┌─ RECORDS FOR THE TASK
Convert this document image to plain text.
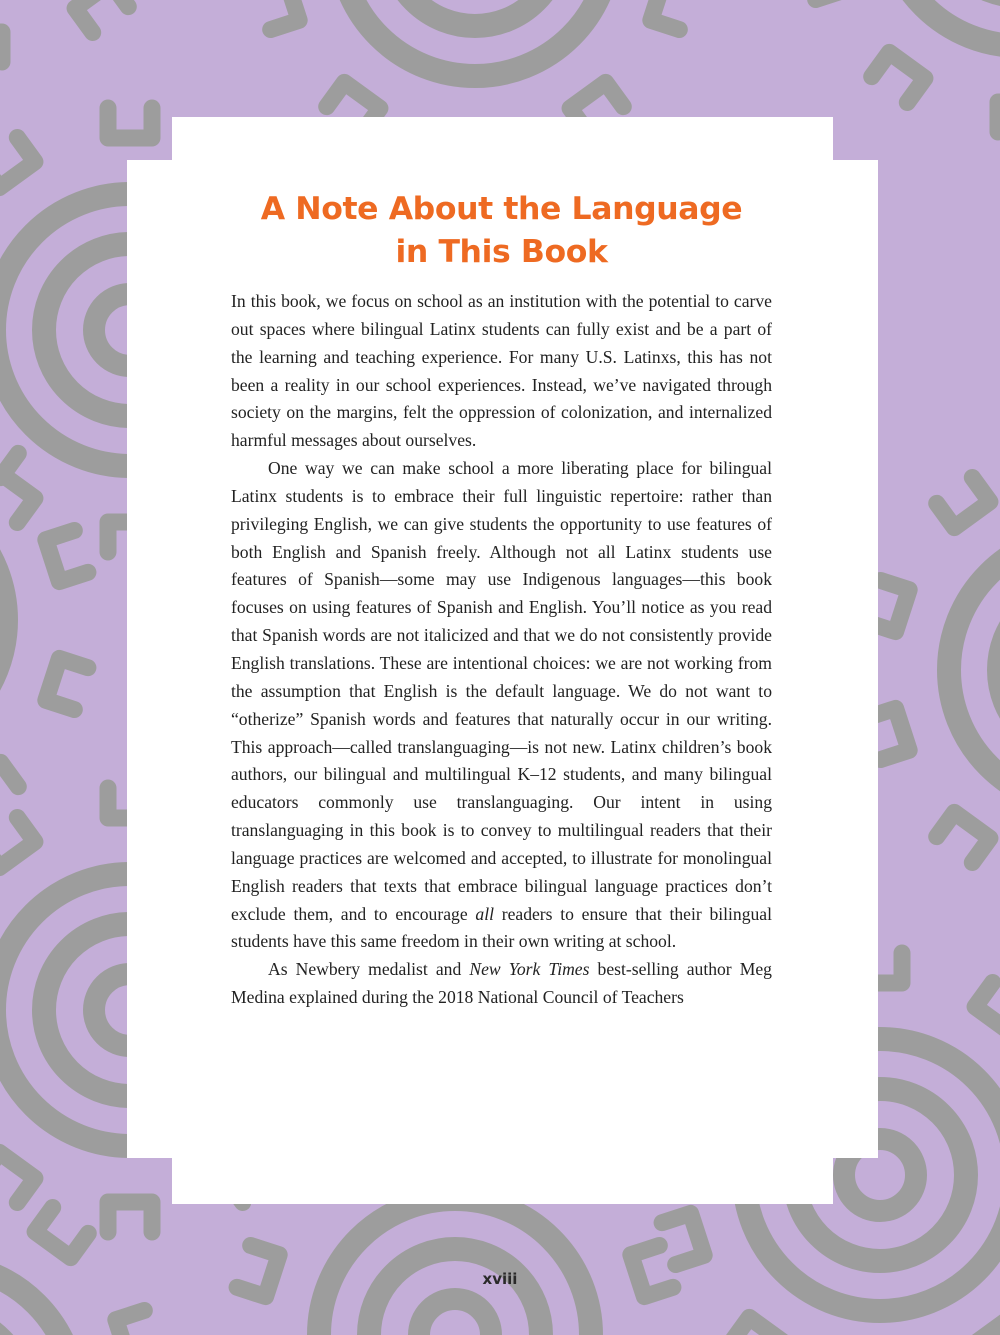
A Note About the Language
in This Book

In this book, we focus on school as an institution with the potential to carve out spaces where bilingual Latinx students can fully exist and be a part of the learning and teaching experience. For many U.S. Latinxs, this has not been a reality in our school experiences. Instead, we’ve navigated through society on the margins, felt the oppression of colonization, and internalized harmful messages about ourselves.

One way we can make school a more liberating place for bilingual Latinx students is to embrace their full linguistic repertoire: rather than privileging English, we can give students the opportunity to use features of both English and Spanish freely. Although not all Latinx students use features of Spanish—some may use Indigenous languages—this book focuses on using features of Spanish and English. You’ll notice as you read that Spanish words are not italicized and that we do not consistently provide English translations. These are intentional choices: we are not working from the assumption that English is the default language. We do not want to “otherize” Spanish words and features that naturally occur in our writing. This approach—called translanguaging—is not new. Latinx children’s book authors, our bilingual and multilingual K–12 students, and many bilingual educators commonly use translanguaging. Our intent in using translanguaging in this book is to convey to multilingual readers that their language practices are welcomed and accepted, to illustrate for monolingual English readers that texts that embrace bilingual language practices don’t exclude them, and to encourage all readers to ensure that their bilingual students have this same freedom in their own writing at school.

As Newbery medalist and New York Times best-selling author Meg Medina explained during the 2018 National Council of Teachers

xviii
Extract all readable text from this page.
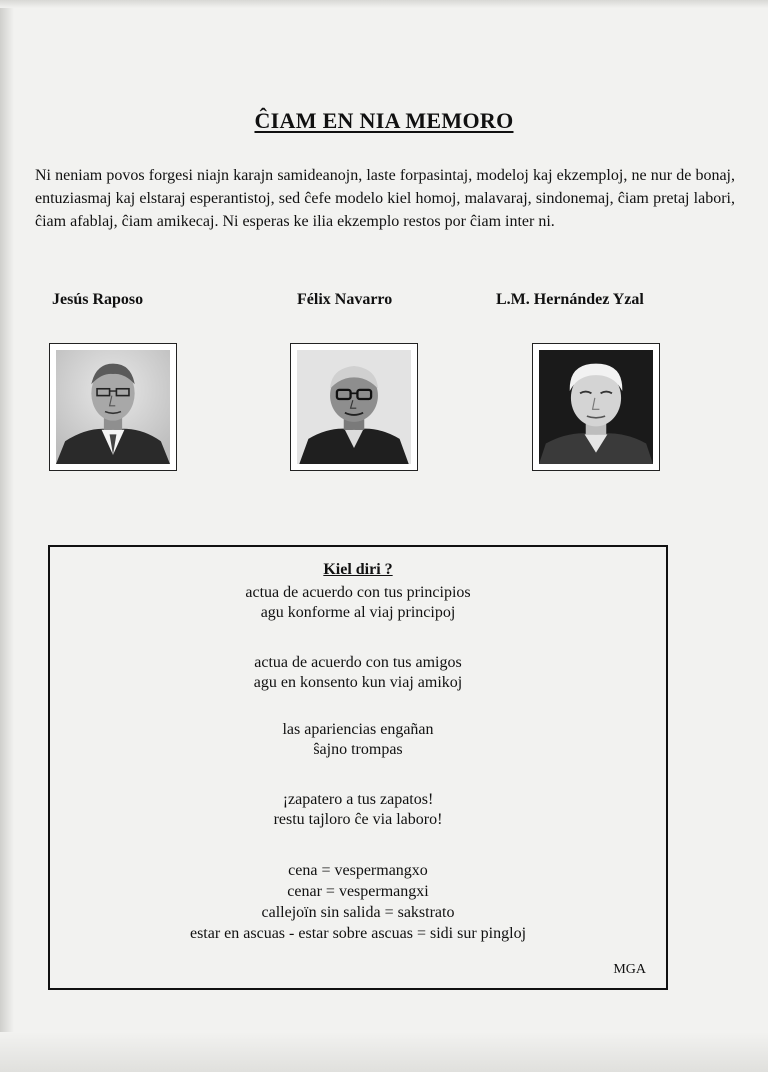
ĈIAM EN NIA MEMORO
Ni neniam povos forgesi niajn karajn samideanojn, laste forpasintaj, modeloj kaj ekzemploj, ne nur de bonaj, entuziasmaj kaj elstaraj esperantistoj, sed ĉefe modelo kiel homoj, malavaraj, sindonemaj, ĉiam pretaj labori, ĉiam afablaj, ĉiam amikecaj. Ni esperas ke ilia ekzemplo restos por ĉiam inter ni.
Jesús Raposo	Félix Navarro	L.M. Hernández Yzal
Kiel diri ?
actua de acuerdo con tus principios
agu konforme al viaj principoj
actua de acuerdo con tus amigos
agu en konsento kun viaj amikoj
las apariencias engañan
ŝajno trompas
¡zapatero a tus zapatos!
restu tajloro ĉe via laboro!
cena = vespermangxo
cenar = vespermangxi
callejoïn sin salida = sakstrato
estar en ascuas - estar sobre ascuas = sidi sur pingloj
MGA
└─
Beginning at the line that contains "Extract all readable text from this page.", retype each line of the data above through the very last one. Do not retype the pictures.

• SOLUTION:
Extract all readable text from this page.
ĈIAM EN NIA MEMORO
Ni neniam povos forgesi niajn karajn samideanojn, laste forpasintaj, modeloj kaj ekzemploj, ne nur de bonaj, entuziasmaj kaj elstaraj esperantistoj, sed ĉefe modelo kiel homoj, malavaraj, sindonemaj, ĉiam pretaj labori, ĉiam afablaj, ĉiam amikecaj. Ni esperas ke ilia ekzemplo restos por ĉiam inter ni.
Jesús Raposo	Félix Navarro	L.M. Hernández Yzal
Kiel diri ?
actua de acuerdo con tus principios
agu konforme al viaj principoj
actua de acuerdo con tus amigos
agu en konsento kun viaj amikoj
las apariencias engañan
ŝajno trompas
¡zapatero a tus zapatos!
restu tajloro ĉe via laboro!
cena = vespermangxo
cenar = vespermangxi
callejoïn sin salida = sakstrato
estar en ascuas - estar sobre ascuas = sidi sur pingloj
MGA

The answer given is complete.